• _ACTIVITIES_
1 > Decide whether each statement below agrees with the Ebola funding text. Answer yes or no for (a), (b) and (c), and quote the deciding words of the text for each. (a) The emergency funding approved amounts to N10 billion. (b) The WHO declared the outbreak in West Africa a Public Health Emergency of International Concern. (c) The Senate warned of funding shortfalls at the NCDC.
2 > The Ebola funding text below says the allocation must be converted into certain things. List every one of them.
3 > Reproduce the part of the Ebola funding text starting at "President Bola Tinubu’s" and ending at "public health response.".

• _PASSAGE SHOWN_
════

President Bola Tinubu’s approval of N10 billion as emergency intervention funding to pre-empt a regional surge of the Ebola Virus Disease (EVD) is a welcome and necessary step for national health security. Announcing the package alongside the creation of a Presidential Task Force on Ebola Virus Disease Preparedness signals that the administration understands the need for a proactive public health response.
With the World Health Organisation (WHO) having declared the outbreak in Central and East Africa a Public Health Emergency of International Concern, Nigeria cannot afford complacency. The trauma of 2014 remains fresh in our collective memory: infectious diseases do not respect borders, and delay costs lives. The funding is principally intended to strengthen the operational readiness of the Nigeria Centre for Disease Control and Prevention (NCDC). That mandate is vital, especially after the House of Representatives warned of crippling funding shortfalls at the agency. For the allocation to have meaningful effect, it must be converted immediately into enhanced laboratory diagnostics, adequate personal protective equipment and expanded epidemiological surveillance capable of rapid case detection and contact tracing.

════

• _DATA UNDER STUDY_

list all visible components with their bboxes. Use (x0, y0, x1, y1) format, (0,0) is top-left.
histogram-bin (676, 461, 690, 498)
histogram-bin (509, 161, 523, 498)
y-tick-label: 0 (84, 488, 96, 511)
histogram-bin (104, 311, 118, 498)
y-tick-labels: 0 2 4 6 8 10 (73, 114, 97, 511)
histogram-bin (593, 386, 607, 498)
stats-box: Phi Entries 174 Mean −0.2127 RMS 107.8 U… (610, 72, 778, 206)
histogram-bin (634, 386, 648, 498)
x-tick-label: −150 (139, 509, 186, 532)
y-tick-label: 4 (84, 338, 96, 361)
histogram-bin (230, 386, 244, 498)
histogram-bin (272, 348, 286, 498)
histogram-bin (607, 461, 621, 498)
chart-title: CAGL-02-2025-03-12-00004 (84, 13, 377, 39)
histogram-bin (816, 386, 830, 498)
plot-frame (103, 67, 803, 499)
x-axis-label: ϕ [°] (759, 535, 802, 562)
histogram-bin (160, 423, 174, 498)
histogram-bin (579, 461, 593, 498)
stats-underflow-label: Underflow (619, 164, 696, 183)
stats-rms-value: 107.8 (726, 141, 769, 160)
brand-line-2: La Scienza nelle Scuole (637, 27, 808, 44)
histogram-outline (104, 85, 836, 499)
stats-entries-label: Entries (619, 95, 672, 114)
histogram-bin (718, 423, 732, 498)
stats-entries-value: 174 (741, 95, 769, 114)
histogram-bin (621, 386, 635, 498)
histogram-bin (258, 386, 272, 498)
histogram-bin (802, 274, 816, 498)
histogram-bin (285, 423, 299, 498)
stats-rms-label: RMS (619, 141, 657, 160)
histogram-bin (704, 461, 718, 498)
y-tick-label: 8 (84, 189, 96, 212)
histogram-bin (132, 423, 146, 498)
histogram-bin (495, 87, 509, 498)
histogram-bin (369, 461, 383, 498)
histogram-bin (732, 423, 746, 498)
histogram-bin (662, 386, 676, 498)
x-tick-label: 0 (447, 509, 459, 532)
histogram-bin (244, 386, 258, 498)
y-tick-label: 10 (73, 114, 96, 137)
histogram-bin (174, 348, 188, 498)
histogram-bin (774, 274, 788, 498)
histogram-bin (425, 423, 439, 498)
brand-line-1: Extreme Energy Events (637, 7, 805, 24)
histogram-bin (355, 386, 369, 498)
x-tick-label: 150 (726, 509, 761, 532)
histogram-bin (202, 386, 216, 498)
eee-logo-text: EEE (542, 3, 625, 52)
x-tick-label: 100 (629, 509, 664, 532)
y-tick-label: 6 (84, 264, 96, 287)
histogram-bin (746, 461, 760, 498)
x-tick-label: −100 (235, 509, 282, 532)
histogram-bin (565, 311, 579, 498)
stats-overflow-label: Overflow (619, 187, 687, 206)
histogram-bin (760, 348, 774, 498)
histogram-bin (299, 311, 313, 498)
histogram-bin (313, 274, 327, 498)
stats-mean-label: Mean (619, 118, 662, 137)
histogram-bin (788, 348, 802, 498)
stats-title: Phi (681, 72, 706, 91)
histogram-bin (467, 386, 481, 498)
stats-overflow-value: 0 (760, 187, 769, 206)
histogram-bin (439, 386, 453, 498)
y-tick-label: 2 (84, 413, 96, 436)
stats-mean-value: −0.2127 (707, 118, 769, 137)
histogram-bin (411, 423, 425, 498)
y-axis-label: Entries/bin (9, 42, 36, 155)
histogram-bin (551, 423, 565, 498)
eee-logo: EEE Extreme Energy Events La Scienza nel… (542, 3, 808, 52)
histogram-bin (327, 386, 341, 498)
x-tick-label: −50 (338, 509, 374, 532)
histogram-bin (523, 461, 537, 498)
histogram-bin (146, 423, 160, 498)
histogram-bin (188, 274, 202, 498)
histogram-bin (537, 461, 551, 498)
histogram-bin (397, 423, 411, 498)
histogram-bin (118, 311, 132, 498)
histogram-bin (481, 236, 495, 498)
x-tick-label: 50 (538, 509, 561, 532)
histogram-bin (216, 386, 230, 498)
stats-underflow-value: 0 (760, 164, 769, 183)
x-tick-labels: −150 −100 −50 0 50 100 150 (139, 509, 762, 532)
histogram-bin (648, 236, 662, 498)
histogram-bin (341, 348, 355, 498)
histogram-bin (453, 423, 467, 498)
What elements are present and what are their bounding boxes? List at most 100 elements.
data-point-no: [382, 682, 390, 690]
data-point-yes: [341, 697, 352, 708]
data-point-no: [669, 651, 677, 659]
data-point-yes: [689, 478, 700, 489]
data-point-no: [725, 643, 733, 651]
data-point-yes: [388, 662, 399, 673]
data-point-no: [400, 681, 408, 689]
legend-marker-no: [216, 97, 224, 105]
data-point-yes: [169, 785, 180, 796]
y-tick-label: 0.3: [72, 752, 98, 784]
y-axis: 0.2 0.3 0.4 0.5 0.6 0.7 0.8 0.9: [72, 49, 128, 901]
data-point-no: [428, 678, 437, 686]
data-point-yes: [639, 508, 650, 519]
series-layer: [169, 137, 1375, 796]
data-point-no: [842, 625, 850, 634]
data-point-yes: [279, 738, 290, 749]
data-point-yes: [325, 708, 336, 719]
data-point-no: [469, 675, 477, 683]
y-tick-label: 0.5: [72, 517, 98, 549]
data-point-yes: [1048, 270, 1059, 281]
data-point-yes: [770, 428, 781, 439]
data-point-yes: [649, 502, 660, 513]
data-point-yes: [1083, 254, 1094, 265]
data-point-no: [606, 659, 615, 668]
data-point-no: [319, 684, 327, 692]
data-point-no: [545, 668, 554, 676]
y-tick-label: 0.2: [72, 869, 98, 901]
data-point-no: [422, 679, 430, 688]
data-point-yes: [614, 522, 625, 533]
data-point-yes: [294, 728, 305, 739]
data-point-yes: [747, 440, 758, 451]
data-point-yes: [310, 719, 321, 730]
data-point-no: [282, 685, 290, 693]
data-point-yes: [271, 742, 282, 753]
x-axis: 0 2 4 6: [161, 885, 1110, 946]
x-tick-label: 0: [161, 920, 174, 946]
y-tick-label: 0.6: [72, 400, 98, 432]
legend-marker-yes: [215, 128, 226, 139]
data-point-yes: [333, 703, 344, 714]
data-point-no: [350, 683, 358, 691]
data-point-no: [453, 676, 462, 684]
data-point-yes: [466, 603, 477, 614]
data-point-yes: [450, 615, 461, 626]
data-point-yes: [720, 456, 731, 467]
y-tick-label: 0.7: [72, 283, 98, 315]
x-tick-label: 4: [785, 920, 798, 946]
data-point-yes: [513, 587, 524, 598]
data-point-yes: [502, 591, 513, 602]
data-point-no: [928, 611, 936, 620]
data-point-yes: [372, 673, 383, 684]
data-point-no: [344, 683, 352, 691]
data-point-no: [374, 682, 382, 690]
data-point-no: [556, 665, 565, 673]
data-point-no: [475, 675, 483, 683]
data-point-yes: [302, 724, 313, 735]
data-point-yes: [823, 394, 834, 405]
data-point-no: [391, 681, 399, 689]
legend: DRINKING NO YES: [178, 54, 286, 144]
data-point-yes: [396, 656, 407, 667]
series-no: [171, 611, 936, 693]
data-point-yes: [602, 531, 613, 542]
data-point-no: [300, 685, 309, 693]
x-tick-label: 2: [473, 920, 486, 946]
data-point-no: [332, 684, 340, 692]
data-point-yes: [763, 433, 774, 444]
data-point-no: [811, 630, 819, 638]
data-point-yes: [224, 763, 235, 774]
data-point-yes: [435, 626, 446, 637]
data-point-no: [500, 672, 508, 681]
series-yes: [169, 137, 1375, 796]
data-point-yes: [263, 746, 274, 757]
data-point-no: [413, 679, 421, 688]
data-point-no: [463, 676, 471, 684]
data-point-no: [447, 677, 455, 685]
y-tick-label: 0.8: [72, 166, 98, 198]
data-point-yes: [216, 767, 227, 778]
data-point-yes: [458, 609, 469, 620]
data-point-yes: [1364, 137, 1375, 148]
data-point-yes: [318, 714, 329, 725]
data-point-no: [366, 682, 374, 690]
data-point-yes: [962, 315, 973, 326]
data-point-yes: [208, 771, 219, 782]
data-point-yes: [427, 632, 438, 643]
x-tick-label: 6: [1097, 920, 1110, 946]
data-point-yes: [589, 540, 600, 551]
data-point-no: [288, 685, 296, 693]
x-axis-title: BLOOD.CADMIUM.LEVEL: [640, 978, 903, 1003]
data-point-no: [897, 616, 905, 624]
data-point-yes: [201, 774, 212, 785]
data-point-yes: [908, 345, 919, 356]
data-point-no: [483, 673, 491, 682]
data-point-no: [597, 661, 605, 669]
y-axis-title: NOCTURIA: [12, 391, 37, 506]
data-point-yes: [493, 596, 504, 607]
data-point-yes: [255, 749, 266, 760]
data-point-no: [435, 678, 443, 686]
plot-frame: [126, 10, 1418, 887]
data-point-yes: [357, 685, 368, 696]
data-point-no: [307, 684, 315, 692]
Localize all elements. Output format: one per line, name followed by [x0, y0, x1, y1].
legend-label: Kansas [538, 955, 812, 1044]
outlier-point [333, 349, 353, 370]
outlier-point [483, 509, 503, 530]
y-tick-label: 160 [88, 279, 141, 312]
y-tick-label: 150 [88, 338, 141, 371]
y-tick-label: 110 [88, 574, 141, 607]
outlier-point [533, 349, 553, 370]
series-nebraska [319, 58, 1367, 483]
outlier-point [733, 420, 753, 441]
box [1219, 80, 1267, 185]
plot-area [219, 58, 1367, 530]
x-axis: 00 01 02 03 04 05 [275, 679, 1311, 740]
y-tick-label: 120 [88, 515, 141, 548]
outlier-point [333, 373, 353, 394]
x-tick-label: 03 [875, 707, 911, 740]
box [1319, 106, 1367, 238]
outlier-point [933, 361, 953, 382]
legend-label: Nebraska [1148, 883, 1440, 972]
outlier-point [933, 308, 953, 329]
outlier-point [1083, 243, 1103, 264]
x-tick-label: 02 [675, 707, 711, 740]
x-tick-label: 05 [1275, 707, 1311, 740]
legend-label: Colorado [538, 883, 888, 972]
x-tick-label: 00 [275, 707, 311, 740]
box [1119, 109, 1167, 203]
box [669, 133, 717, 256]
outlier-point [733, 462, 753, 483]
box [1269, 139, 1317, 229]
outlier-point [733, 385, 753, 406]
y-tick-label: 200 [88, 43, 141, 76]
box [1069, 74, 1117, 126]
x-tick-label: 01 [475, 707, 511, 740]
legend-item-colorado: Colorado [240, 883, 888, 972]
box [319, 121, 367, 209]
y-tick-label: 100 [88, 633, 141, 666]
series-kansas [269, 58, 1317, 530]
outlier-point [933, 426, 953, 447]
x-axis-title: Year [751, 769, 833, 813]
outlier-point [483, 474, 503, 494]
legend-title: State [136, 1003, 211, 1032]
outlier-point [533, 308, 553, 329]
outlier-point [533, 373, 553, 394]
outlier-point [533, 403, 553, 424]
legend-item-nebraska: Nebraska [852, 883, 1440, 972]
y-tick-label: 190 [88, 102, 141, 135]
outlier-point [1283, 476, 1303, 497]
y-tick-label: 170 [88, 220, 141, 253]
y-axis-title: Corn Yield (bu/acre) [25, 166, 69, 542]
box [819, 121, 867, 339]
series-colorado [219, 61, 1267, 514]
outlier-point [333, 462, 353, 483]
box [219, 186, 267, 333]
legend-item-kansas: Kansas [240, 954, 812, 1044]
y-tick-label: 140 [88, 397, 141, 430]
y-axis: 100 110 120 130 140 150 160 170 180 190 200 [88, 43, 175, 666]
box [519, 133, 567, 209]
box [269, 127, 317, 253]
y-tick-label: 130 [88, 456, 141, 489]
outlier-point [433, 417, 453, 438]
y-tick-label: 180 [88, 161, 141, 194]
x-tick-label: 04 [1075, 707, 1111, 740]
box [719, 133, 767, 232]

════

• _TASK-BY-TASK SOLUTIONS_
1 >
(a) Yes: "approval of N10 billion as emergency intervention funding"
(b) No: "declared the outbreak in Central and East Africa a Public Health Emergency of International Concern"
(c) No: "the House of Representatives warned of crippling funding shortfalls at the agency"

2 >
- enhanced laboratory diagnostics
- adequate personal protective equipment
- expanded epidemiological surveillance capable of rapid case detection and contact tracing

3 >
President Bola Tinubu’s approval of N10 billion as emergency intervention funding to pre-empt a regional surge of the Ebola Virus Disease (EVD) is a welcome and necessary step for national health security. Announcing the package alongside the creation of a Presidential Task Force on Ebola Virus Disease Preparedness signals that the administration understands the need for a proactive public health response.